**Task prompt:** Repeat each entry exactly and drop the pictures.

[BEGIN Material]

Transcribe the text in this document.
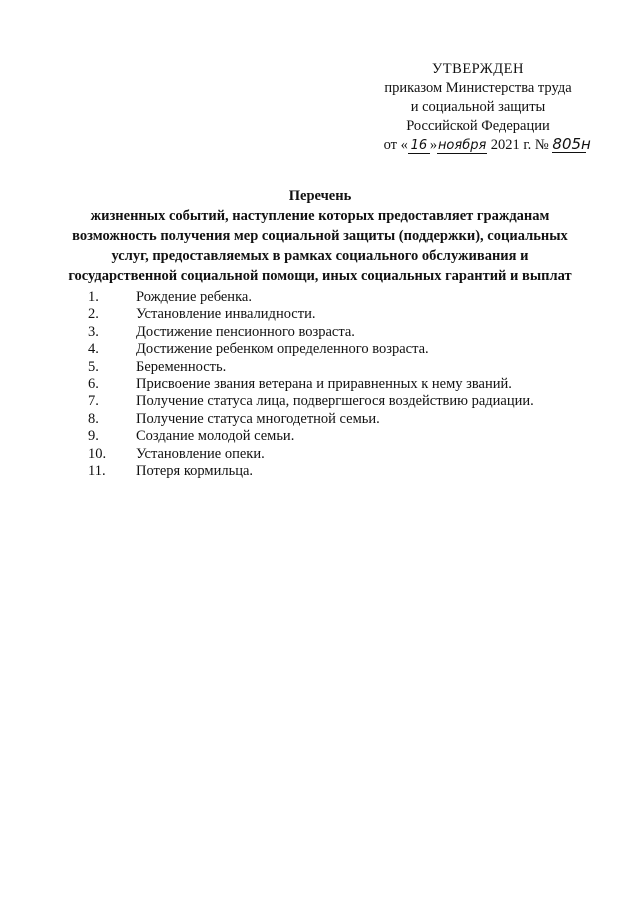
УТВЕРЖДЕН
приказом Министерства труда
и социальной защиты
Российской Федерации
от « 16 »ноября 2021 г. № 805н
Перечень
жизненных событий, наступление которых предоставляет гражданам
возможность получения мер социальной защиты (поддержки), социальных
услуг, предоставляемых в рамках социального обслуживания и
государственной социальной помощи, иных социальных гарантий и выплат
1.	Рождение ребенка.
2.	Установление инвалидности.
3.	Достижение пенсионного возраста.
4.	Достижение ребенком определенного возраста.
5.	Беременность.
6.	Присвоение звания ветерана и приравненных к нему званий.
7.	Получение статуса лица, подвергшегося воздействию радиации.
8.	Получение статуса многодетной семьи.
9.	Создание молодой семьи.
10.	Установление опеки.
11.	Потеря кормильца.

[END Material]

**Response to the task:**
Transcribe the text in this document.
УТВЕРЖДЕН
приказом Министерства труда
и социальной защиты
Российской Федерации
от « 16 »ноября 2021 г. № 805н
Перечень
жизненных событий, наступление которых предоставляет гражданам
возможность получения мер социальной защиты (поддержки), социальных
услуг, предоставляемых в рамках социального обслуживания и
государственной социальной помощи, иных социальных гарантий и выплат
1.	Рождение ребенка.
2.	Установление инвалидности.
3.	Достижение пенсионного возраста.
4.	Достижение ребенком определенного возраста.
5.	Беременность.
6.	Присвоение звания ветерана и приравненных к нему званий.
7.	Получение статуса лица, подвергшегося воздействию радиации.
8.	Получение статуса многодетной семьи.
9.	Создание молодой семьи.
10.	Установление опеки.
11.	Потеря кормильца.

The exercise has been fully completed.